* _TASK GOAL_
Reproduce every line of the entries below verbatim, keeping the same order.

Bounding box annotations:

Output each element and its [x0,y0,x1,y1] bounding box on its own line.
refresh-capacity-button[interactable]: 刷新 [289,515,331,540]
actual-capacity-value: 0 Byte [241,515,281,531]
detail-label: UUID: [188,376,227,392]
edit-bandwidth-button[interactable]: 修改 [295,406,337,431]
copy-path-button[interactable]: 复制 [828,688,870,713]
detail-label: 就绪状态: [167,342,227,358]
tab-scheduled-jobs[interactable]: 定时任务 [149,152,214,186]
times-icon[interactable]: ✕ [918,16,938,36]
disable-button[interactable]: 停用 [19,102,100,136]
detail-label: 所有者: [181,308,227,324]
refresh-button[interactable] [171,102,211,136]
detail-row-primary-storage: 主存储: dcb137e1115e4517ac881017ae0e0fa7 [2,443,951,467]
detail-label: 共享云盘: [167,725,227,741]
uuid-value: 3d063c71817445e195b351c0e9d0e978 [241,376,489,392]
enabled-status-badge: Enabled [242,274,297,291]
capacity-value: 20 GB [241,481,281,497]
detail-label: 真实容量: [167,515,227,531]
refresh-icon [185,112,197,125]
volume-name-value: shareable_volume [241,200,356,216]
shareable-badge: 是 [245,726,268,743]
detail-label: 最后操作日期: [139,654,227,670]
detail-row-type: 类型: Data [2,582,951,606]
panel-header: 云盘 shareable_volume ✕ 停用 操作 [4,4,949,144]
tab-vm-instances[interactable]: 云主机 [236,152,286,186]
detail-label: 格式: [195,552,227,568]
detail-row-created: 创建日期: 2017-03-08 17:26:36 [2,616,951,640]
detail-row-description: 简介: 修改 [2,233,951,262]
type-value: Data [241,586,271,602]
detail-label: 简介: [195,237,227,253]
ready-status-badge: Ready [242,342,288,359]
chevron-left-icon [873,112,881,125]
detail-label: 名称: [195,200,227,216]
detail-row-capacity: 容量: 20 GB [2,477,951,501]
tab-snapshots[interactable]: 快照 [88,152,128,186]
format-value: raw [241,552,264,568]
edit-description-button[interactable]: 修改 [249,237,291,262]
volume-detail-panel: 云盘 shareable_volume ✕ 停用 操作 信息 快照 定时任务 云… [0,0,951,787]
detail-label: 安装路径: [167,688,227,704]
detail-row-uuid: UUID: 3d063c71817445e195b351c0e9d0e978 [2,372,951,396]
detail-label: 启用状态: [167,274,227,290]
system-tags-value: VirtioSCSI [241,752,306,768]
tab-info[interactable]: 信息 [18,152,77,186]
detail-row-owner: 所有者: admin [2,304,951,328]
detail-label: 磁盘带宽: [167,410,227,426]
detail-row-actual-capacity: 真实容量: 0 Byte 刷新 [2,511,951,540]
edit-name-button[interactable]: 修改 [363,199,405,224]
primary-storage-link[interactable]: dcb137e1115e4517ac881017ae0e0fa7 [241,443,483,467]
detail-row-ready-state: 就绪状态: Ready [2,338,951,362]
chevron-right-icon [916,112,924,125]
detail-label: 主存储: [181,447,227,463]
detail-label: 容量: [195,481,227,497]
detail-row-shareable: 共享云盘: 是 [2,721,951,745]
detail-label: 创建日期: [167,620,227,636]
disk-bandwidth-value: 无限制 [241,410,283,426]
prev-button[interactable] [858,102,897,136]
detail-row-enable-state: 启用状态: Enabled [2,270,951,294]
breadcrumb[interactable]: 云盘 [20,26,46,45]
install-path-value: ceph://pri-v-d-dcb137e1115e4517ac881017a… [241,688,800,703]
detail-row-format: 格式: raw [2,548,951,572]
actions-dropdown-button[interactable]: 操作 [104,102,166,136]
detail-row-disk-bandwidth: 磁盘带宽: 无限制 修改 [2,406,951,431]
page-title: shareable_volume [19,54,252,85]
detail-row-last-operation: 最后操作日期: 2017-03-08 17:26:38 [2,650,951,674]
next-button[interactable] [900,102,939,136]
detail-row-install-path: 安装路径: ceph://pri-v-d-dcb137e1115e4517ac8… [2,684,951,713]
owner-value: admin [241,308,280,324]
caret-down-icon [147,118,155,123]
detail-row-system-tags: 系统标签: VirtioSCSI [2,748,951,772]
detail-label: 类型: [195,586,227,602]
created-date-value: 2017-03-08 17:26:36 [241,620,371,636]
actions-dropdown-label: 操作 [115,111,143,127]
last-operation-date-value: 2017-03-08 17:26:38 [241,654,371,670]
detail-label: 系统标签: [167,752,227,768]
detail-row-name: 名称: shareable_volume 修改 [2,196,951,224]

* _WRITTEN RESPONSE_
Output each element and its [x0,y0,x1,y1] bounding box on its own line.
refresh-capacity-button[interactable]: 刷新 [289,515,331,540]
actual-capacity-value: 0 Byte [241,515,281,531]
detail-label: UUID: [188,376,227,392]
edit-bandwidth-button[interactable]: 修改 [295,406,337,431]
copy-path-button[interactable]: 复制 [828,688,870,713]
detail-label: 就绪状态: [167,342,227,358]
tab-scheduled-jobs[interactable]: 定时任务 [149,152,214,186]
times-icon[interactable]: ✕ [918,16,938,36]
disable-button[interactable]: 停用 [19,102,100,136]
detail-label: 所有者: [181,308,227,324]
refresh-button[interactable] [171,102,211,136]
detail-row-primary-storage: 主存储: dcb137e1115e4517ac881017ae0e0fa7 [2,443,951,467]
detail-label: 共享云盘: [167,725,227,741]
uuid-value: 3d063c71817445e195b351c0e9d0e978 [241,376,489,392]
enabled-status-badge: Enabled [242,274,297,291]
capacity-value: 20 GB [241,481,281,497]
detail-label: 真实容量: [167,515,227,531]
refresh-icon [185,112,197,125]
volume-name-value: shareable_volume [241,200,356,216]
shareable-badge: 是 [245,726,268,743]
detail-label: 最后操作日期: [139,654,227,670]
detail-row-type: 类型: Data [2,582,951,606]
panel-header: 云盘 shareable_volume ✕ 停用 操作 [4,4,949,144]
tab-vm-instances[interactable]: 云主机 [236,152,286,186]
detail-label: 格式: [195,552,227,568]
detail-row-created: 创建日期: 2017-03-08 17:26:36 [2,616,951,640]
detail-row-description: 简介: 修改 [2,233,951,262]
type-value: Data [241,586,271,602]
detail-label: 简介: [195,237,227,253]
ready-status-badge: Ready [242,342,288,359]
chevron-left-icon [873,112,881,125]
detail-label: 名称: [195,200,227,216]
detail-row-capacity: 容量: 20 GB [2,477,951,501]
tab-snapshots[interactable]: 快照 [88,152,128,186]
format-value: raw [241,552,264,568]
edit-description-button[interactable]: 修改 [249,237,291,262]
volume-detail-panel: 云盘 shareable_volume ✕ 停用 操作 信息 快照 定时任务 云… [0,0,951,787]
detail-label: 安装路径: [167,688,227,704]
detail-row-uuid: UUID: 3d063c71817445e195b351c0e9d0e978 [2,372,951,396]
detail-label: 启用状态: [167,274,227,290]
system-tags-value: VirtioSCSI [241,752,306,768]
tab-info[interactable]: 信息 [18,152,77,186]
detail-row-owner: 所有者: admin [2,304,951,328]
detail-label: 磁盘带宽: [167,410,227,426]
detail-row-actual-capacity: 真实容量: 0 Byte 刷新 [2,511,951,540]
edit-name-button[interactable]: 修改 [363,199,405,224]
primary-storage-link[interactable]: dcb137e1115e4517ac881017ae0e0fa7 [241,443,483,467]
detail-row-ready-state: 就绪状态: Ready [2,338,951,362]
chevron-right-icon [916,112,924,125]
detail-label: 主存储: [181,447,227,463]
detail-label: 容量: [195,481,227,497]
detail-row-shareable: 共享云盘: 是 [2,721,951,745]
detail-label: 创建日期: [167,620,227,636]
disk-bandwidth-value: 无限制 [241,410,283,426]
prev-button[interactable] [858,102,897,136]
detail-row-enable-state: 启用状态: Enabled [2,270,951,294]
breadcrumb[interactable]: 云盘 [20,26,46,45]
install-path-value: ceph://pri-v-d-dcb137e1115e4517ac881017a… [241,688,800,703]
detail-row-format: 格式: raw [2,548,951,572]
actions-dropdown-button[interactable]: 操作 [104,102,166,136]
detail-row-disk-bandwidth: 磁盘带宽: 无限制 修改 [2,406,951,431]
page-title: shareable_volume [19,54,252,85]
detail-row-last-operation: 最后操作日期: 2017-03-08 17:26:38 [2,650,951,674]
next-button[interactable] [900,102,939,136]
detail-row-install-path: 安装路径: ceph://pri-v-d-dcb137e1115e4517ac8… [2,684,951,713]
owner-value: admin [241,308,280,324]
caret-down-icon [147,118,155,123]
detail-row-system-tags: 系统标签: VirtioSCSI [2,748,951,772]
detail-label: 类型: [195,586,227,602]
created-date-value: 2017-03-08 17:26:36 [241,620,371,636]
actions-dropdown-label: 操作 [115,111,143,127]
last-operation-date-value: 2017-03-08 17:26:38 [241,654,371,670]
detail-label: 系统标签: [167,752,227,768]
detail-row-name: 名称: shareable_volume 修改 [2,196,951,224]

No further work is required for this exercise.